§ **DATA LINES**:
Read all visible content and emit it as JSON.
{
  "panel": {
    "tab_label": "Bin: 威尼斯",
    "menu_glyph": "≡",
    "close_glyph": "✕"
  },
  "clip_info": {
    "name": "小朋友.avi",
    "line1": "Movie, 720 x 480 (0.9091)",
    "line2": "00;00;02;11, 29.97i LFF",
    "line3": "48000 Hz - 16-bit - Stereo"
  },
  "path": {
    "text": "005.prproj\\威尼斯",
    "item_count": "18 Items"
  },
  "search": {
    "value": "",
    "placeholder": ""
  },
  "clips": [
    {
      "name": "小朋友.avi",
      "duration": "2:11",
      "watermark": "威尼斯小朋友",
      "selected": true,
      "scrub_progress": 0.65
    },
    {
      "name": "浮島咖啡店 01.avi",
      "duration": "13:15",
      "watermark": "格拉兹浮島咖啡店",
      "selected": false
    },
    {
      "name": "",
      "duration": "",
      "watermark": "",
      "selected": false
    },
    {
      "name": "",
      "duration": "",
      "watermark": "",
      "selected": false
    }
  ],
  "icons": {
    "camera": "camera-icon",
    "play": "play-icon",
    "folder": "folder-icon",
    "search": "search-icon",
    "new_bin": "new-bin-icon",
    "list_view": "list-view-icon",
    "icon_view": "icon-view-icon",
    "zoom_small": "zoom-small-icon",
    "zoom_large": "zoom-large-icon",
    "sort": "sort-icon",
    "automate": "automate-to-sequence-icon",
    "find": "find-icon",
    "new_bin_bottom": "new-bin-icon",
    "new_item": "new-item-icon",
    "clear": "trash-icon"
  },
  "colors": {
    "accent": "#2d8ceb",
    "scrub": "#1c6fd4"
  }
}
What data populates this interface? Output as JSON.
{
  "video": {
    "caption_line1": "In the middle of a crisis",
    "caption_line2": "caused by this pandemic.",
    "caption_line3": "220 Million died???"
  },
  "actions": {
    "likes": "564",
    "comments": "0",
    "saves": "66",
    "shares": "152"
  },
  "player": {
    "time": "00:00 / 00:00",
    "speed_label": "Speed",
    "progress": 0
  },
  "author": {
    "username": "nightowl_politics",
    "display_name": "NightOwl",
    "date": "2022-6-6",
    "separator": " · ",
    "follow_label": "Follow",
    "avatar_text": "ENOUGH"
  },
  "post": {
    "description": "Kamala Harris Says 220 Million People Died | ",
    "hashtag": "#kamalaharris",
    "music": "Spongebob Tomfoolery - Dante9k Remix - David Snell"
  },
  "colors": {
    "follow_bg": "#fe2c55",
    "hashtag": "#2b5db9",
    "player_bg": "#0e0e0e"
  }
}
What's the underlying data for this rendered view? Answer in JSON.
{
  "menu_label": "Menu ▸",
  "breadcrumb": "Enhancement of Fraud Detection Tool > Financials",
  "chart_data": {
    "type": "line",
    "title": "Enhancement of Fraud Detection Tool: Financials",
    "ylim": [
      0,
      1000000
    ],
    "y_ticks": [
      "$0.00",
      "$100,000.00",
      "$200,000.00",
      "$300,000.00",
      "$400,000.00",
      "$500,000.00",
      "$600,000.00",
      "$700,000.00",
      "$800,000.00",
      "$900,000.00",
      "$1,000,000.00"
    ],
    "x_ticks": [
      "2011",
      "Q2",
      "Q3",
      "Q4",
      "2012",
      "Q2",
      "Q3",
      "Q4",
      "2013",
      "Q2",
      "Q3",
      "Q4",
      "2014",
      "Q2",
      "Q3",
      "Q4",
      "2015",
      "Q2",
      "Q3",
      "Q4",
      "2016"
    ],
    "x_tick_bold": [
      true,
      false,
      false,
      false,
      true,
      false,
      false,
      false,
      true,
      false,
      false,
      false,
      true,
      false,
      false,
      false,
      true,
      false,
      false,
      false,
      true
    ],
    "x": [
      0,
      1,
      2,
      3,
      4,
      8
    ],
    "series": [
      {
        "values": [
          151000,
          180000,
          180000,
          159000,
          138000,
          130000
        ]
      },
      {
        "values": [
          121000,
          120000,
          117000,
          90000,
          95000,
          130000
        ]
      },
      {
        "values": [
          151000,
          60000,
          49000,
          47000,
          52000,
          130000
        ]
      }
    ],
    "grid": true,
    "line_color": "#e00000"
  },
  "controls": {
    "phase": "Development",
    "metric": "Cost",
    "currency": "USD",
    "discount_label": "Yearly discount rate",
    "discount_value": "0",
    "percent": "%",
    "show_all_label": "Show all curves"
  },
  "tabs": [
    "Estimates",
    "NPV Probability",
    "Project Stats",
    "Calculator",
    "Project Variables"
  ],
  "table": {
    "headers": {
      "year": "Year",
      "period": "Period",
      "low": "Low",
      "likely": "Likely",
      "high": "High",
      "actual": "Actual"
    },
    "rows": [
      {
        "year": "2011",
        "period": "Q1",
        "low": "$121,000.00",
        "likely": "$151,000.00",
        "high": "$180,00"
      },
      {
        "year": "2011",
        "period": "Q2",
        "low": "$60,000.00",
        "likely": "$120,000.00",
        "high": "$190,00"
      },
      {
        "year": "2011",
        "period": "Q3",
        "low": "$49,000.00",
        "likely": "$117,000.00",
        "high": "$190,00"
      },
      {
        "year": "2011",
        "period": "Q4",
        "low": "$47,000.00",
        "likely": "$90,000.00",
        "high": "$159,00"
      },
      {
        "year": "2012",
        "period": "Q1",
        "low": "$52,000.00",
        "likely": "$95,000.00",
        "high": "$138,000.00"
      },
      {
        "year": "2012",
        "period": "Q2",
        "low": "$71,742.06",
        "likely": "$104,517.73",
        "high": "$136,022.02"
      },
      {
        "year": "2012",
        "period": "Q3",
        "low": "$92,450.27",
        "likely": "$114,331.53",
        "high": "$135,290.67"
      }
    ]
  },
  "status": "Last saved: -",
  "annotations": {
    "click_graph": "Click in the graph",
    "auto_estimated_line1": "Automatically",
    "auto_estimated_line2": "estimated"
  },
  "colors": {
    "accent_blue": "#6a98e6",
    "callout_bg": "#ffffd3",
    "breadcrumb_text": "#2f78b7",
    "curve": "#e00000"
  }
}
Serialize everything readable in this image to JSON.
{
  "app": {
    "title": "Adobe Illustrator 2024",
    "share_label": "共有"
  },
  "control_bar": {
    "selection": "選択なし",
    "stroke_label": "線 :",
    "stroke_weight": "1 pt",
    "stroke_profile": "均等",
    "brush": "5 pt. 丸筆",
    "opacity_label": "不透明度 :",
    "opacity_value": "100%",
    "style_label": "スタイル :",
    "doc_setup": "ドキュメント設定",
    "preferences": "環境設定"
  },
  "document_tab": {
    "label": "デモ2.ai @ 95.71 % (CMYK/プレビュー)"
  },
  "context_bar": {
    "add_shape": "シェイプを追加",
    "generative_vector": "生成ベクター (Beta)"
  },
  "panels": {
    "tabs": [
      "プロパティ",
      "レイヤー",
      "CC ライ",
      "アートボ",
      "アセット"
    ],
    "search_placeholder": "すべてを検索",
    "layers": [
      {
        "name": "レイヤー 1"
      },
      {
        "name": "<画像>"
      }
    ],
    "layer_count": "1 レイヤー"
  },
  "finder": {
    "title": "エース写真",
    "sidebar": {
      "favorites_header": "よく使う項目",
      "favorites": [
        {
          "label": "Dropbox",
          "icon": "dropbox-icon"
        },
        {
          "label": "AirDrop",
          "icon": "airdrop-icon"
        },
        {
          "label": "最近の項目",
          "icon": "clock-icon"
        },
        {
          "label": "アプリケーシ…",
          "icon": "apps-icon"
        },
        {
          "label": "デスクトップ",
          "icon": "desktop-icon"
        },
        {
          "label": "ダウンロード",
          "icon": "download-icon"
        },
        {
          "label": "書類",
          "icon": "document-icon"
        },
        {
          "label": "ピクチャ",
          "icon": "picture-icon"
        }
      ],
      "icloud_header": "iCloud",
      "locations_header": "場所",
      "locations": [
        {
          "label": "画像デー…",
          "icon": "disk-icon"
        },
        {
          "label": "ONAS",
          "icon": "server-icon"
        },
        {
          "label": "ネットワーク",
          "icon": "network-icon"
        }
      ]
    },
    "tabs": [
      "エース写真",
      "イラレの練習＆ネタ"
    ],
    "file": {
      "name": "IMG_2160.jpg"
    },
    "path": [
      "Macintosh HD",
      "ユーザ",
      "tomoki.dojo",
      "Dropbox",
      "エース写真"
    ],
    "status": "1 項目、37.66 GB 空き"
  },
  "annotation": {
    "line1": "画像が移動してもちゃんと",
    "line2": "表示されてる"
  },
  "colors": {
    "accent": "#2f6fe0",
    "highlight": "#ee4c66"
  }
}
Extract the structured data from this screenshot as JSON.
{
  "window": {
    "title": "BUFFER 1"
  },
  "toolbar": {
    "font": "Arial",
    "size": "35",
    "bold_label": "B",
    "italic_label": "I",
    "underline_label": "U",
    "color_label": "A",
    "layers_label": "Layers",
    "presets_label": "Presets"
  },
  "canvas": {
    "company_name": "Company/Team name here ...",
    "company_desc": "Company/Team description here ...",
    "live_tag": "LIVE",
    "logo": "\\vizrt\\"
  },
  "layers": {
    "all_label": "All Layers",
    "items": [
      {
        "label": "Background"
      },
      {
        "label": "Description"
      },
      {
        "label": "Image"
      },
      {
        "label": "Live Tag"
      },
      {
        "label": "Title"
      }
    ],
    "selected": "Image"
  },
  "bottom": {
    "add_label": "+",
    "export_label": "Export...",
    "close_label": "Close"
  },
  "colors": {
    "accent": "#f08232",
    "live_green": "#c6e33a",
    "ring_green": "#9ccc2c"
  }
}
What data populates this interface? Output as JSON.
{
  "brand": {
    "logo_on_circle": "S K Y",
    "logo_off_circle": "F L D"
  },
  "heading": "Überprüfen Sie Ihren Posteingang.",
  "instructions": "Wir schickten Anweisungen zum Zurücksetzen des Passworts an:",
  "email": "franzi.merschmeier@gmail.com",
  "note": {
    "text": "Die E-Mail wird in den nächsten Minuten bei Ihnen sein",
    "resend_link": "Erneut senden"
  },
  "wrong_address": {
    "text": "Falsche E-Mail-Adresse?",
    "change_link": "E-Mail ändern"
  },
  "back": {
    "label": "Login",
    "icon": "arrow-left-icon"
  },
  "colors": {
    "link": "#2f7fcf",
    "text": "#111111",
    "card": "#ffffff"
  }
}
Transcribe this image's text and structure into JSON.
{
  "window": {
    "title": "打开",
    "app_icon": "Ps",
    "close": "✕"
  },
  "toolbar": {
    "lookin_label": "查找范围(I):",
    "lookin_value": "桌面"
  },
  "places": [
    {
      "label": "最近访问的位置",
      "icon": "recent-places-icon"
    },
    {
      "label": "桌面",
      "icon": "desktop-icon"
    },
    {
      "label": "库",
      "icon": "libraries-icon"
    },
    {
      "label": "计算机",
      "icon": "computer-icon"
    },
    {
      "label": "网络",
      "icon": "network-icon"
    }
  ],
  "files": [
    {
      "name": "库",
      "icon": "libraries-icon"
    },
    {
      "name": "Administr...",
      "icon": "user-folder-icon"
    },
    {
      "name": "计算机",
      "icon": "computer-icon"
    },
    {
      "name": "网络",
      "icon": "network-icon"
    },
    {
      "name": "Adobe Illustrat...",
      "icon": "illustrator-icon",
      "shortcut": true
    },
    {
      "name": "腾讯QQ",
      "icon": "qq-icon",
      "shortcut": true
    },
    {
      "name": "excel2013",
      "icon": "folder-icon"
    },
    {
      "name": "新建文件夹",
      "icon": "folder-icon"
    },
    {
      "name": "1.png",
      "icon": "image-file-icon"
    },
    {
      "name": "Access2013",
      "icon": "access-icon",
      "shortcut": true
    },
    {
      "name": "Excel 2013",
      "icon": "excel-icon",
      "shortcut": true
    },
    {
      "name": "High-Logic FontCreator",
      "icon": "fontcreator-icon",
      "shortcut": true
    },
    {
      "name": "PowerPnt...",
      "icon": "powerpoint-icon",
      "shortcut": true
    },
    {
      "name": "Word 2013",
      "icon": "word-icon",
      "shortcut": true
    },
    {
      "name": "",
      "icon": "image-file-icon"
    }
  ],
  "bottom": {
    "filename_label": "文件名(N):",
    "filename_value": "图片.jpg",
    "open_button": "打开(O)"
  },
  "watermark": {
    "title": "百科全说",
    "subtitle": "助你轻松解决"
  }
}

§ **YOUR OBJECTIVE**:
Search the lines for "Team". Copy each line that has it.

§ **EXERCISE OUTPUT**:
    "company_name": "Company/Team name here ...",
    "company_desc": "Company/Team description here ...",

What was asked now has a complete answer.